* BEGIN The records *

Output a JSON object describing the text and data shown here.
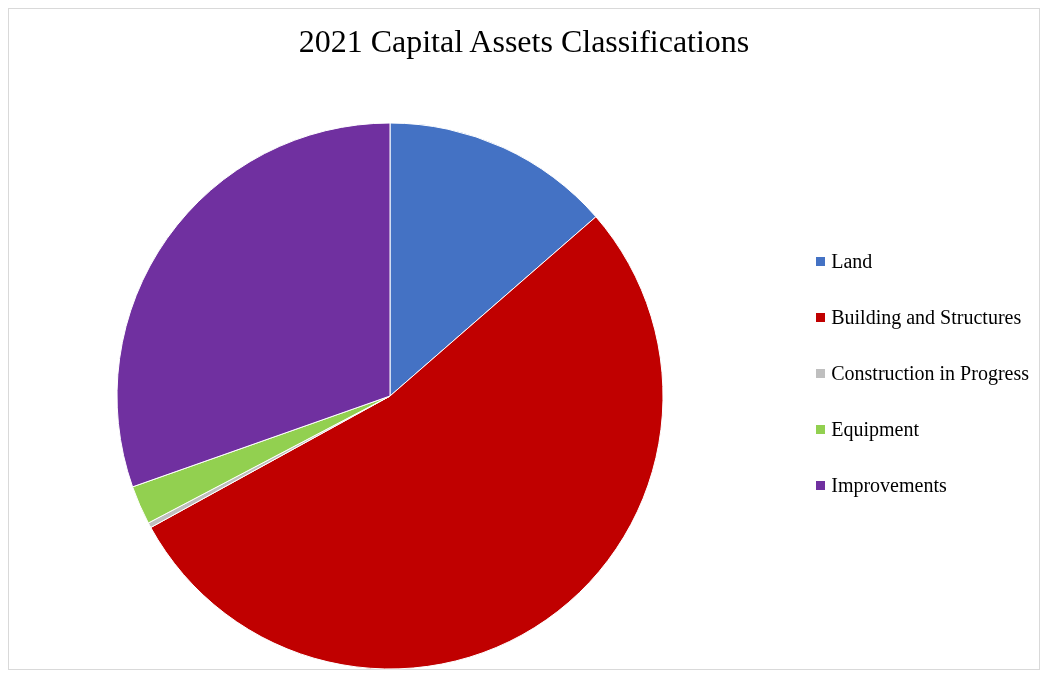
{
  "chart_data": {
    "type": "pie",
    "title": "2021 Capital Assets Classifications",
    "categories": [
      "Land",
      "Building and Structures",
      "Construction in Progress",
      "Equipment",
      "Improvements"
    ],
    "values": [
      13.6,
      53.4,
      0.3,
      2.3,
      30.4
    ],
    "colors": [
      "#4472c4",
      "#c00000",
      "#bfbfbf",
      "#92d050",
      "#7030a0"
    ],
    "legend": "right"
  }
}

* END The records *

§ Requirements
Output the records above exactly as they are, leaving out the pictures.

§ Task result
Output a JSON object describing the text and data shown here.
{
  "chart_data": {
    "type": "pie",
    "title": "2021 Capital Assets Classifications",
    "categories": [
      "Land",
      "Building and Structures",
      "Construction in Progress",
      "Equipment",
      "Improvements"
    ],
    "values": [
      13.6,
      53.4,
      0.3,
      2.3,
      30.4
    ],
    "colors": [
      "#4472c4",
      "#c00000",
      "#bfbfbf",
      "#92d050",
      "#7030a0"
    ],
    "legend": "right"
  }
}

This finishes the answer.